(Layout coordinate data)
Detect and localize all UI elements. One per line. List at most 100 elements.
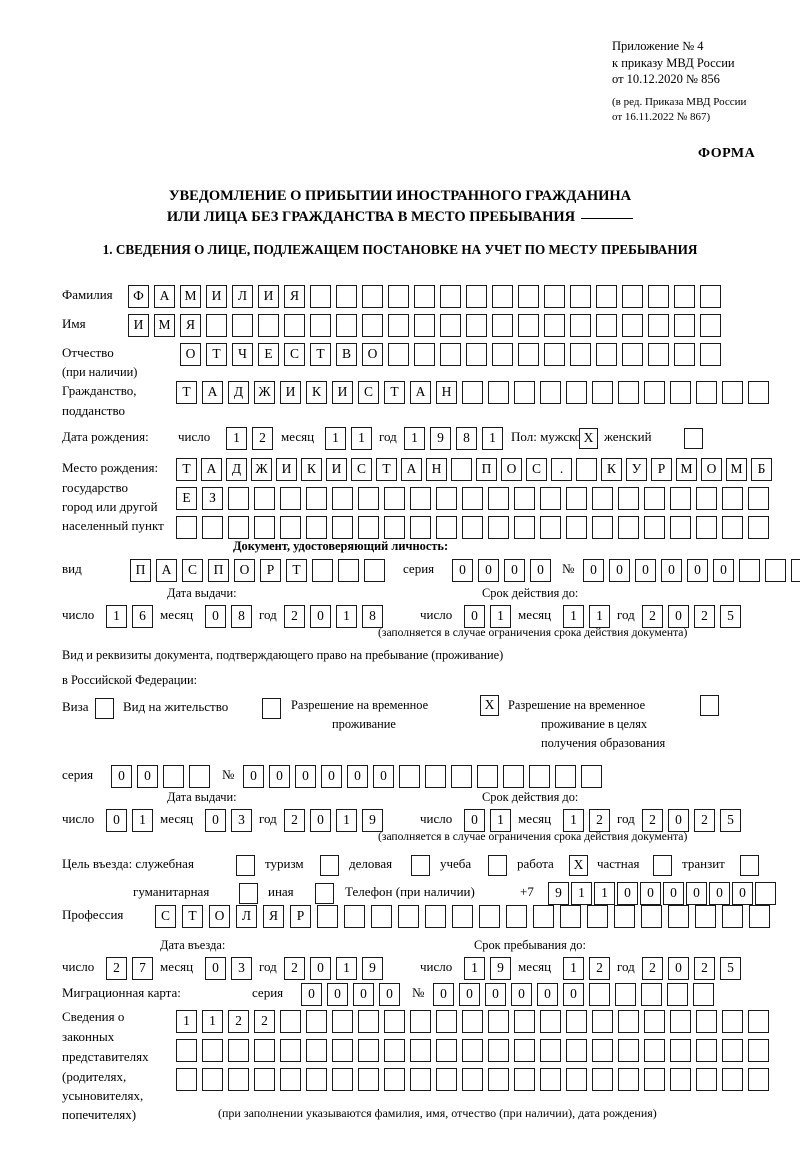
phone-box-cell[interactable]: 0 [640,882,661,905]
document-number-box-cell[interactable] [791,559,800,582]
birth-place-row3-box-cell[interactable] [748,516,769,539]
birth-year-box-cell[interactable]: 1 [404,427,425,450]
birth-day-box-cell[interactable]: 2 [252,427,273,450]
birth-place-row3-box-cell[interactable] [410,516,431,539]
legal-rep-row3-box-cell[interactable] [254,1068,275,1091]
surname-box-cell[interactable] [518,285,539,308]
permit-number-box-cell[interactable] [399,765,420,788]
sex-male-checkbox[interactable]: X [579,428,598,449]
legal-rep-row3-box-cell[interactable] [306,1068,327,1091]
permit-number-box-cell[interactable] [451,765,472,788]
permit-number-box-cell[interactable]: 0 [373,765,394,788]
purpose-humanitarian-checkbox[interactable] [239,883,258,904]
migration-series-box-cell[interactable]: 0 [353,983,374,1006]
document-kind-box-cell[interactable]: А [156,559,177,582]
birth-place-row1-box-cell[interactable]: . [551,458,572,481]
citizenship-box-cell[interactable] [722,381,743,404]
birth-place-row3-box-cell[interactable] [488,516,509,539]
birth-place-row2-box-cell[interactable]: Е [176,487,197,510]
first-name-box-cell[interactable] [258,314,279,337]
legal-rep-row1-box-cell[interactable] [358,1010,379,1033]
migration-number-box-cell[interactable]: 0 [537,983,558,1006]
stay-year-box-cell[interactable]: 0 [668,957,689,980]
profession-box-cell[interactable] [317,905,338,928]
doc-issue-year-box-cell[interactable]: 0 [310,605,331,628]
legal-rep-row2-box-cell[interactable] [280,1039,301,1062]
profession-box-cell[interactable] [533,905,554,928]
birth-place-row2-box-cell[interactable] [696,487,717,510]
visa-checkbox[interactable] [95,698,114,719]
surname-box-cell[interactable] [570,285,591,308]
first-name-box-cell[interactable] [622,314,643,337]
legal-rep-row1-box-cell[interactable] [618,1010,639,1033]
surname-box-cell[interactable] [466,285,487,308]
citizenship-box-cell[interactable]: С [358,381,379,404]
legal-rep-row1-box-cell[interactable] [592,1010,613,1033]
first-name-box-cell[interactable] [388,314,409,337]
birth-place-row1-box-cell[interactable]: И [326,458,347,481]
document-number-box-cell[interactable]: 0 [687,559,708,582]
first-name-box-cell[interactable]: Я [180,314,201,337]
birth-place-row3-box-cell[interactable] [228,516,249,539]
migration-number-box-cell[interactable] [589,983,610,1006]
legal-rep-row1-box-cell[interactable] [696,1010,717,1033]
birth-place-row2-box-cell[interactable] [384,487,405,510]
legal-rep-row2-box-cell[interactable] [722,1039,743,1062]
patronymic-box-cell[interactable] [596,343,617,366]
patronymic-box-cell[interactable] [518,343,539,366]
permit-issue-day-box-cell[interactable]: 1 [132,809,153,832]
stay-month-box-cell[interactable]: 2 [589,957,610,980]
document-kind-box-cell[interactable]: О [234,559,255,582]
citizenship-box-cell[interactable] [488,381,509,404]
citizenship-box-cell[interactable]: Т [176,381,197,404]
citizenship-box-cell[interactable]: Т [384,381,405,404]
legal-rep-row1-box-cell[interactable]: 1 [176,1010,197,1033]
legal-rep-row3-box-cell[interactable] [410,1068,431,1091]
birth-place-row3-box-cell[interactable] [540,516,561,539]
legal-rep-row1-box-cell[interactable]: 2 [228,1010,249,1033]
patronymic-box-cell[interactable]: О [180,343,201,366]
permit-number-box-cell[interactable]: 0 [295,765,316,788]
birth-place-row2-box-cell[interactable] [358,487,379,510]
first-name-box-cell[interactable] [440,314,461,337]
permit-number-box-cell[interactable] [503,765,524,788]
birth-place-row3-box-cell[interactable] [644,516,665,539]
surname-box-cell[interactable] [544,285,565,308]
phone-box-cell[interactable]: 0 [686,882,707,905]
stay-day-box-cell[interactable]: 1 [464,957,485,980]
legal-rep-row1-box-cell[interactable] [540,1010,561,1033]
temp-residence-checkbox[interactable]: X [480,695,499,716]
citizenship-box-cell[interactable] [618,381,639,404]
patronymic-box-cell[interactable]: Ч [232,343,253,366]
citizenship-box-cell[interactable] [514,381,535,404]
legal-rep-row1-box-cell[interactable] [436,1010,457,1033]
stay-year-box-cell[interactable]: 2 [694,957,715,980]
citizenship-box-cell[interactable]: И [332,381,353,404]
citizenship-box-cell[interactable]: Н [436,381,457,404]
permit-number-box-cell[interactable]: 0 [243,765,264,788]
permit-series-box-cell[interactable] [189,765,210,788]
patronymic-box-cell[interactable] [570,343,591,366]
birth-year-box-cell[interactable]: 9 [430,427,451,450]
phone-box-cell[interactable]: 0 [732,882,753,905]
entry-year-box-cell[interactable]: 0 [310,957,331,980]
permit-number-box-cell[interactable] [581,765,602,788]
document-kind-box-cell[interactable]: С [182,559,203,582]
birth-place-row1-box-cell[interactable]: Ж [251,458,272,481]
entry-day-box-cell[interactable]: 7 [132,957,153,980]
phone-box-cell[interactable]: 0 [663,882,684,905]
entry-year-box-cell[interactable]: 2 [284,957,305,980]
legal-rep-row3-box-cell[interactable] [384,1068,405,1091]
permit-issue-year-box-cell[interactable]: 0 [310,809,331,832]
surname-box-cell[interactable] [674,285,695,308]
birth-year-box-cell[interactable]: 1 [482,427,503,450]
permit-valid-year-box-cell[interactable]: 0 [668,809,689,832]
permit-valid-day-box-cell[interactable]: 0 [464,809,485,832]
profession-box-cell[interactable] [668,905,689,928]
legal-rep-row1-box-cell[interactable] [462,1010,483,1033]
first-name-box-cell[interactable] [596,314,617,337]
first-name-box-cell[interactable] [492,314,513,337]
patronymic-box-cell[interactable] [414,343,435,366]
profession-box-cell[interactable] [479,905,500,928]
birth-place-row1-box-cell[interactable]: И [276,458,297,481]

* _EXERCISE GOAL_
Return, unchanged, every line of the listing from the one containing "phone-box-cell[interactable]: 0 [640,882,661,905]" down to the one containing "birth-day-box-cell[interactable]: 2 [252,427,273,450]", including both of those lines.

* _RESULT_
phone-box-cell[interactable]: 0 [640,882,661,905]
document-number-box-cell[interactable] [791,559,800,582]
birth-place-row3-box-cell[interactable] [748,516,769,539]
birth-year-box-cell[interactable]: 1 [404,427,425,450]
birth-day-box-cell[interactable]: 2 [252,427,273,450]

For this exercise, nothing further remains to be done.